§ Do this:
Search the material below for the string "marker" and extract each line that has it.

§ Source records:
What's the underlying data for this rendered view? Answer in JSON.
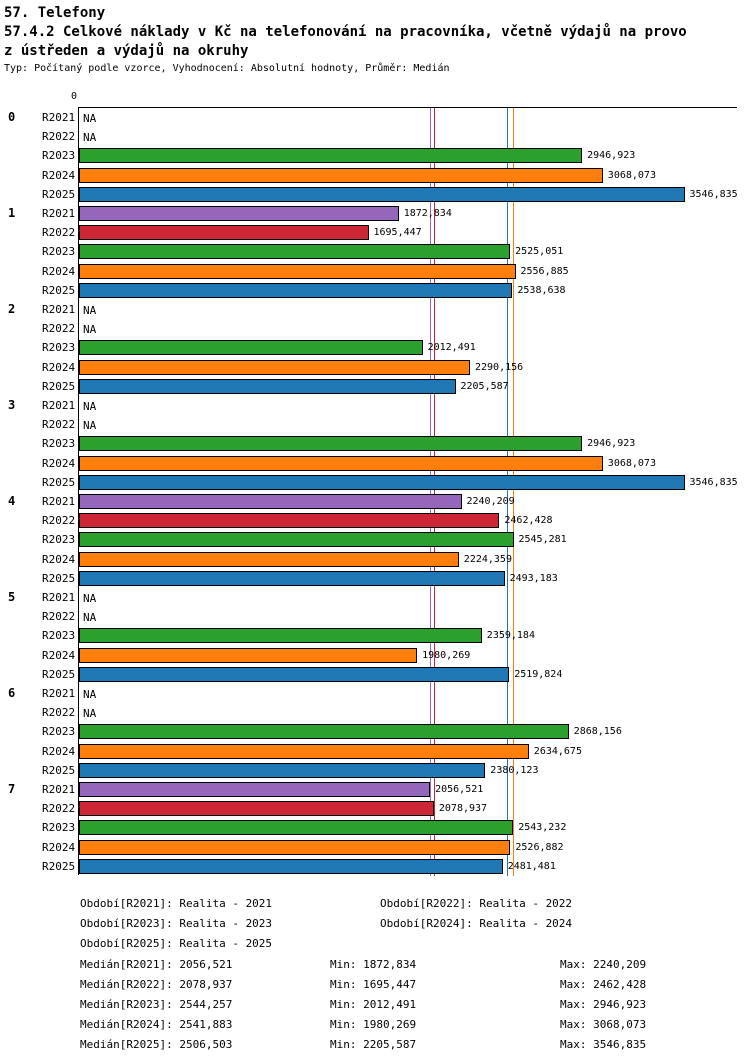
{
  "header": {
    "title": "57. Telefony",
    "subtitle_line1": "57.4.2 Celkové náklady v Kč na telefonování na pracovníka, včetně výdajů na provo",
    "subtitle_line2": "z ústředen a výdajů na okruhy",
    "meta": "Typ: Počítaný podle vzorce, Vyhodnocení: Absolutní hodnoty, Průměr: Medián"
  },
  "chart_data": {
    "type": "bar",
    "orientation": "horizontal",
    "title": "57.4.2 Celkové náklady v Kč na telefonování na pracovníka, včetně výdajů na provoz ústředen a výdajů na okruhy",
    "x_zero_label": "0",
    "xlim": [
      0,
      3860
    ],
    "grid": false,
    "legend_position": "bottom",
    "series_colors": {
      "R2021": "#9467bd",
      "R2022": "#cd2636",
      "R2023": "#2ca02c",
      "R2024": "#ff7f0e",
      "R2025": "#1f77b4"
    },
    "groups": [
      {
        "label": "0",
        "rows": [
          {
            "series": "R2021",
            "value": null,
            "label": "NA"
          },
          {
            "series": "R2022",
            "value": null,
            "label": "NA"
          },
          {
            "series": "R2023",
            "value": 2946.923,
            "label": "2946,923"
          },
          {
            "series": "R2024",
            "value": 3068.073,
            "label": "3068,073"
          },
          {
            "series": "R2025",
            "value": 3546.835,
            "label": "3546,835"
          }
        ]
      },
      {
        "label": "1",
        "rows": [
          {
            "series": "R2021",
            "value": 1872.834,
            "label": "1872,834"
          },
          {
            "series": "R2022",
            "value": 1695.447,
            "label": "1695,447"
          },
          {
            "series": "R2023",
            "value": 2525.051,
            "label": "2525,051"
          },
          {
            "series": "R2024",
            "value": 2556.885,
            "label": "2556,885"
          },
          {
            "series": "R2025",
            "value": 2538.638,
            "label": "2538,638"
          }
        ]
      },
      {
        "label": "2",
        "rows": [
          {
            "series": "R2021",
            "value": null,
            "label": "NA"
          },
          {
            "series": "R2022",
            "value": null,
            "label": "NA"
          },
          {
            "series": "R2023",
            "value": 2012.491,
            "label": "2012,491"
          },
          {
            "series": "R2024",
            "value": 2290.156,
            "label": "2290,156"
          },
          {
            "series": "R2025",
            "value": 2205.587,
            "label": "2205,587"
          }
        ]
      },
      {
        "label": "3",
        "rows": [
          {
            "series": "R2021",
            "value": null,
            "label": "NA"
          },
          {
            "series": "R2022",
            "value": null,
            "label": "NA"
          },
          {
            "series": "R2023",
            "value": 2946.923,
            "label": "2946,923"
          },
          {
            "series": "R2024",
            "value": 3068.073,
            "label": "3068,073"
          },
          {
            "series": "R2025",
            "value": 3546.835,
            "label": "3546,835"
          }
        ]
      },
      {
        "label": "4",
        "rows": [
          {
            "series": "R2021",
            "value": 2240.209,
            "label": "2240,209"
          },
          {
            "series": "R2022",
            "value": 2462.428,
            "label": "2462,428"
          },
          {
            "series": "R2023",
            "value": 2545.281,
            "label": "2545,281"
          },
          {
            "series": "R2024",
            "value": 2224.359,
            "label": "2224,359"
          },
          {
            "series": "R2025",
            "value": 2493.183,
            "label": "2493,183"
          }
        ]
      },
      {
        "label": "5",
        "rows": [
          {
            "series": "R2021",
            "value": null,
            "label": "NA"
          },
          {
            "series": "R2022",
            "value": null,
            "label": "NA"
          },
          {
            "series": "R2023",
            "value": 2359.184,
            "label": "2359,184"
          },
          {
            "series": "R2024",
            "value": 1980.269,
            "label": "1980,269"
          },
          {
            "series": "R2025",
            "value": 2519.824,
            "label": "2519,824"
          }
        ]
      },
      {
        "label": "6",
        "rows": [
          {
            "series": "R2021",
            "value": null,
            "label": "NA"
          },
          {
            "series": "R2022",
            "value": null,
            "label": "NA"
          },
          {
            "series": "R2023",
            "value": 2868.156,
            "label": "2868,156"
          },
          {
            "series": "R2024",
            "value": 2634.675,
            "label": "2634,675"
          },
          {
            "series": "R2025",
            "value": 2380.123,
            "label": "2380,123"
          }
        ]
      },
      {
        "label": "7",
        "rows": [
          {
            "series": "R2021",
            "value": 2056.521,
            "label": "2056,521"
          },
          {
            "series": "R2022",
            "value": 2078.937,
            "label": "2078,937"
          },
          {
            "series": "R2023",
            "value": 2543.232,
            "label": "2543,232"
          },
          {
            "series": "R2024",
            "value": 2526.882,
            "label": "2526,882"
          },
          {
            "series": "R2025",
            "value": 2481.481,
            "label": "2481,481"
          }
        ]
      }
    ],
    "median_lines": [
      {
        "series": "R2021",
        "value": 2056.521
      },
      {
        "series": "R2022",
        "value": 2078.937
      },
      {
        "series": "R2023",
        "value": 2544.257
      },
      {
        "series": "R2024",
        "value": 2541.883
      },
      {
        "series": "R2025",
        "value": 2506.503
      }
    ],
    "legend": [
      "Období[R2021]: Realita - 2021",
      "Období[R2022]: Realita - 2022",
      "Období[R2023]: Realita - 2023",
      "Období[R2024]: Realita - 2024",
      "Období[R2025]: Realita - 2025"
    ],
    "stats": [
      {
        "median": "Medián[R2021]: 2056,521",
        "min": "Min: 1872,834",
        "max": "Max: 2240,209"
      },
      {
        "median": "Medián[R2022]: 2078,937",
        "min": "Min: 1695,447",
        "max": "Max: 2462,428"
      },
      {
        "median": "Medián[R2023]: 2544,257",
        "min": "Min: 2012,491",
        "max": "Max: 2946,923"
      },
      {
        "median": "Medián[R2024]: 2541,883",
        "min": "Min: 1980,269",
        "max": "Max: 3068,073"
      },
      {
        "median": "Medián[R2025]: 2506,503",
        "min": "Min: 2205,587",
        "max": "Max: 3546,835"
      }
    ]
  }
}
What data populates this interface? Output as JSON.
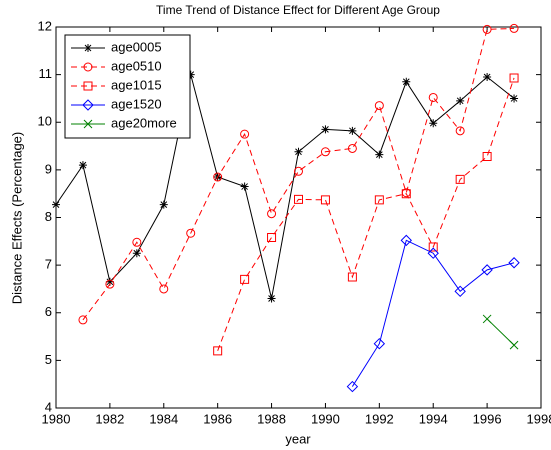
{
  "chart_data": {
    "type": "line",
    "title": "Time Trend of Distance Effect for Different Age Group",
    "x_label": "year",
    "y_label": "Distance Effects (Percentage)",
    "x": [
      1980,
      1981,
      1982,
      1983,
      1984,
      1985,
      1986,
      1987,
      1988,
      1989,
      1990,
      1991,
      1992,
      1993,
      1994,
      1995,
      1996,
      1997
    ],
    "xlim": [
      1980,
      1998
    ],
    "xticks": [
      1980,
      1982,
      1984,
      1986,
      1988,
      1990,
      1992,
      1994,
      1996,
      1998
    ],
    "ylim": [
      4,
      12
    ],
    "yticks": [
      4,
      5,
      6,
      7,
      8,
      9,
      10,
      11,
      12
    ],
    "grid": false,
    "legend": "upper left",
    "series": [
      {
        "name": "age0005",
        "color": "#000000",
        "marker": "star",
        "linestyle": "solid",
        "values": [
          8.27,
          9.1,
          6.65,
          7.25,
          8.27,
          11.0,
          8.85,
          8.65,
          6.3,
          9.38,
          9.85,
          9.82,
          9.32,
          10.85,
          9.98,
          10.45,
          10.95,
          10.5
        ]
      },
      {
        "name": "age0510",
        "color": "#ff0000",
        "marker": "circle",
        "linestyle": "dashed",
        "values": [
          null,
          5.85,
          6.6,
          7.48,
          6.5,
          7.67,
          8.85,
          9.75,
          8.08,
          8.97,
          9.38,
          9.45,
          10.35,
          8.52,
          10.52,
          9.82,
          11.95,
          11.97
        ]
      },
      {
        "name": "age1015",
        "color": "#ff0000",
        "marker": "square",
        "linestyle": "dashed",
        "values": [
          null,
          null,
          null,
          null,
          null,
          null,
          5.2,
          6.7,
          7.58,
          8.38,
          8.37,
          6.75,
          8.37,
          8.5,
          7.38,
          8.8,
          9.28,
          10.93
        ]
      },
      {
        "name": "age1520",
        "color": "#0000ff",
        "marker": "diamond",
        "linestyle": "solid",
        "values": [
          null,
          null,
          null,
          null,
          null,
          null,
          null,
          null,
          null,
          null,
          null,
          4.45,
          5.35,
          7.52,
          7.25,
          6.45,
          6.9,
          7.05
        ]
      },
      {
        "name": "age20more",
        "color": "#008000",
        "marker": "x",
        "linestyle": "solid",
        "values": [
          null,
          null,
          null,
          null,
          null,
          null,
          null,
          null,
          null,
          null,
          null,
          null,
          null,
          null,
          null,
          null,
          5.87,
          5.32
        ]
      }
    ]
  }
}
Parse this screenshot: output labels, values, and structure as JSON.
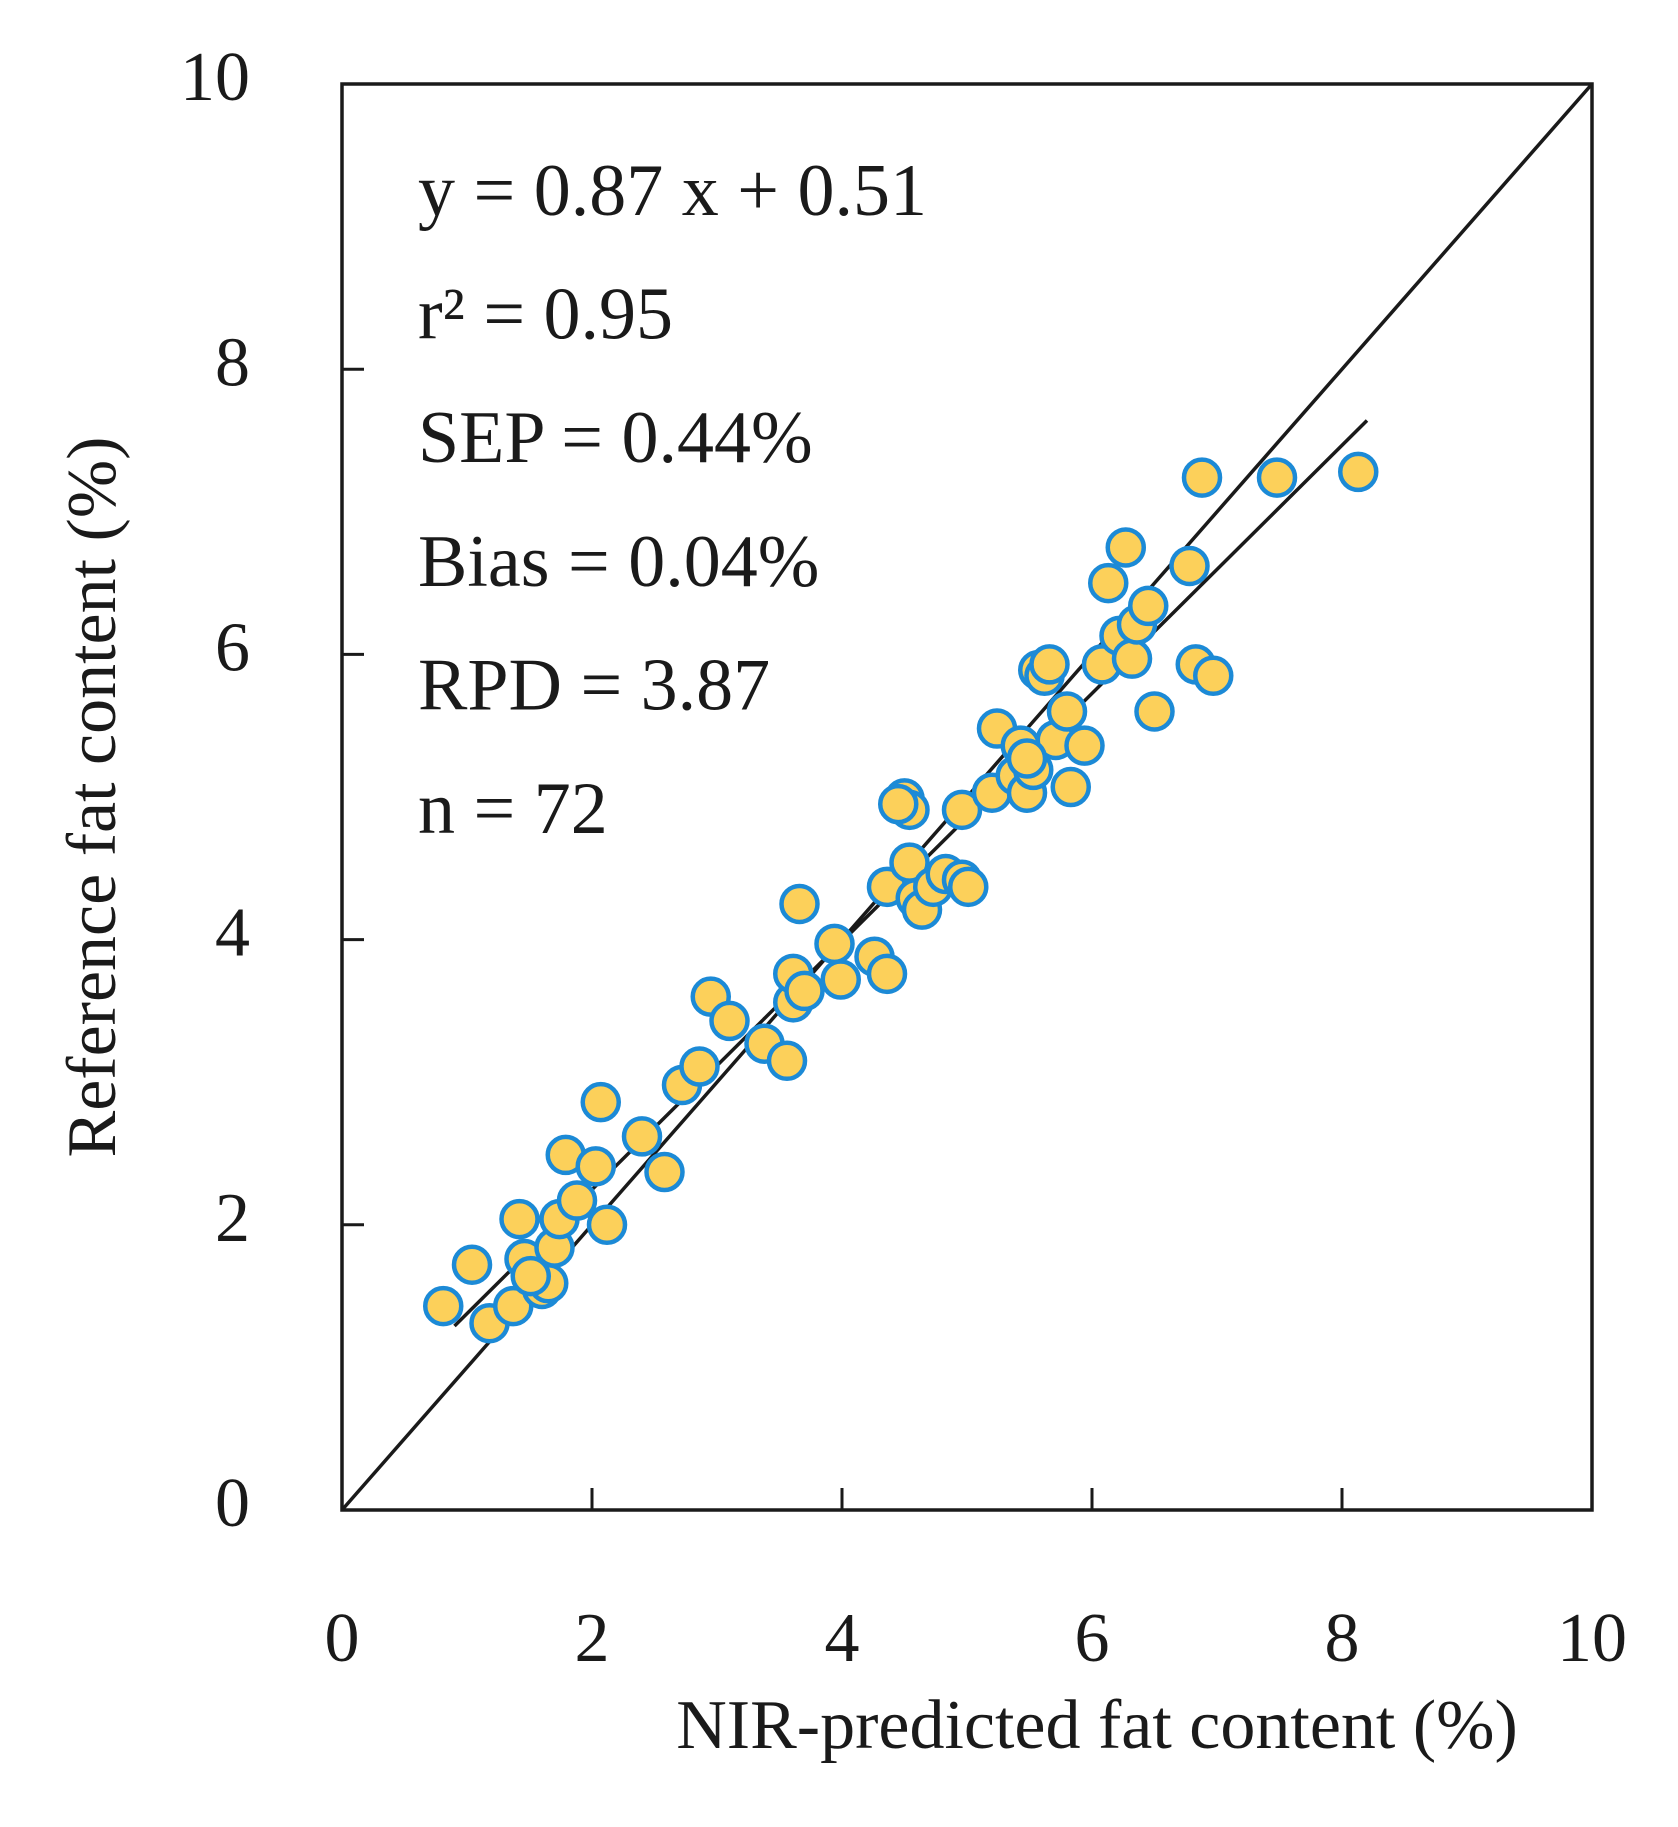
{
  "chart_data": {
    "type": "scatter",
    "x_label": "NIR-predicted fat content (%)",
    "y_label": "Reference fat content (%)",
    "annotations": [
      "y = 0.87 x + 0.51",
      "r² = 0.95",
      "SEP = 0.44%",
      "Bias = 0.04%",
      "RPD = 3.87",
      "n = 72"
    ],
    "xlim": [
      0,
      10
    ],
    "ylim": [
      0,
      10
    ],
    "xticks": [
      0,
      2,
      4,
      6,
      8,
      10
    ],
    "yticks": [
      0,
      2,
      4,
      6,
      8,
      10
    ],
    "color": "#fcd05a",
    "edge_color": "#1c8ad6",
    "x": [
      0.81,
      1.04,
      1.18,
      1.37,
      1.42,
      1.46,
      1.6,
      1.65,
      1.7,
      1.79,
      1.74,
      2.03,
      2.07,
      2.12,
      1.88,
      2.4,
      2.58,
      2.72,
      2.86,
      2.95,
      3.1,
      3.38,
      3.56,
      3.61,
      3.61,
      3.66,
      3.7,
      3.94,
      3.99,
      4.26,
      4.36,
      4.36,
      4.5,
      4.54,
      4.54,
      4.59,
      4.64,
      4.73,
      4.83,
      4.96,
      5.01,
      4.96,
      5.2,
      5.24,
      5.39,
      5.43,
      5.48,
      5.53,
      5.57,
      5.62,
      5.71,
      5.8,
      5.83,
      5.94,
      6.08,
      6.13,
      6.22,
      6.27,
      6.32,
      6.36,
      6.45,
      6.5,
      6.78,
      6.83,
      6.88,
      6.97,
      7.48,
      8.13,
      5.66,
      5.48,
      1.51,
      4.45
    ],
    "values": [
      1.43,
      1.72,
      1.31,
      1.43,
      2.04,
      1.76,
      1.55,
      1.59,
      1.84,
      2.49,
      2.04,
      2.41,
      2.86,
      2.0,
      2.17,
      2.62,
      2.37,
      2.98,
      3.11,
      3.6,
      3.43,
      3.27,
      3.15,
      3.56,
      3.76,
      4.25,
      3.64,
      3.97,
      3.72,
      3.88,
      3.76,
      4.37,
      4.99,
      4.91,
      4.54,
      4.29,
      4.21,
      4.37,
      4.46,
      4.42,
      4.37,
      4.91,
      5.03,
      5.48,
      5.15,
      5.36,
      5.03,
      5.19,
      5.89,
      5.85,
      5.4,
      5.6,
      5.07,
      5.36,
      5.93,
      6.5,
      6.13,
      6.75,
      5.97,
      6.21,
      6.34,
      5.6,
      6.62,
      5.93,
      7.24,
      5.85,
      7.24,
      7.28,
      5.93,
      5.27,
      1.64,
      4.95
    ],
    "reference_lines": [
      {
        "x": [
          0,
          10
        ],
        "y": [
          0,
          10
        ]
      },
      {
        "x": [
          0.9,
          8.2
        ],
        "y": [
          1.29,
          7.64
        ]
      }
    ]
  }
}
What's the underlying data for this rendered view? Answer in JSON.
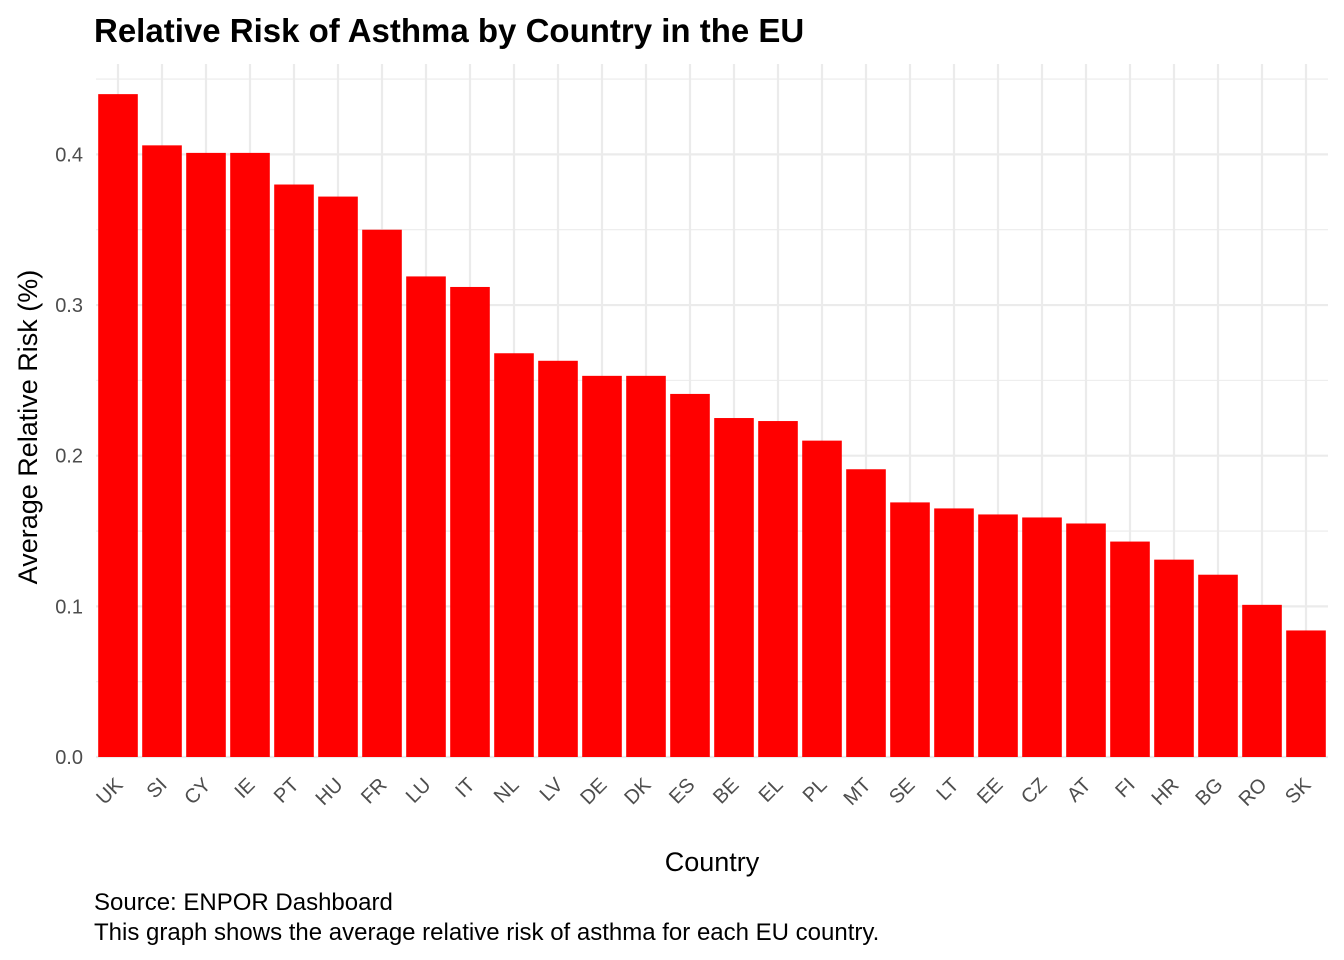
{
  "chart_data": {
    "type": "bar",
    "title": "Relative Risk of Asthma by Country in the EU",
    "xlabel": "Country",
    "ylabel": "Average Relative Risk (%)",
    "caption_lines": [
      "Source: ENPOR Dashboard",
      "This graph shows the average relative risk of asthma for each EU country."
    ],
    "categories": [
      "UK",
      "SI",
      "CY",
      "IE",
      "PT",
      "HU",
      "FR",
      "LU",
      "IT",
      "NL",
      "LV",
      "DE",
      "DK",
      "ES",
      "BE",
      "EL",
      "PL",
      "MT",
      "SE",
      "LT",
      "EE",
      "CZ",
      "AT",
      "FI",
      "HR",
      "BG",
      "RO",
      "SK"
    ],
    "values": [
      0.44,
      0.406,
      0.401,
      0.401,
      0.38,
      0.372,
      0.35,
      0.319,
      0.312,
      0.268,
      0.263,
      0.253,
      0.253,
      0.241,
      0.225,
      0.223,
      0.21,
      0.191,
      0.169,
      0.165,
      0.161,
      0.159,
      0.155,
      0.143,
      0.131,
      0.121,
      0.101,
      0.084
    ],
    "ylim": [
      0,
      0.46
    ],
    "yticks": [
      "0.0",
      "0.1",
      "0.2",
      "0.3",
      "0.4"
    ],
    "grid": true,
    "legend": "none",
    "bar_color": "#ff0000"
  }
}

§ Written answer:
        "marker": "star",
        "marker": "circle",
        "marker": "square",
        "marker": "diamond",
        "marker": "x",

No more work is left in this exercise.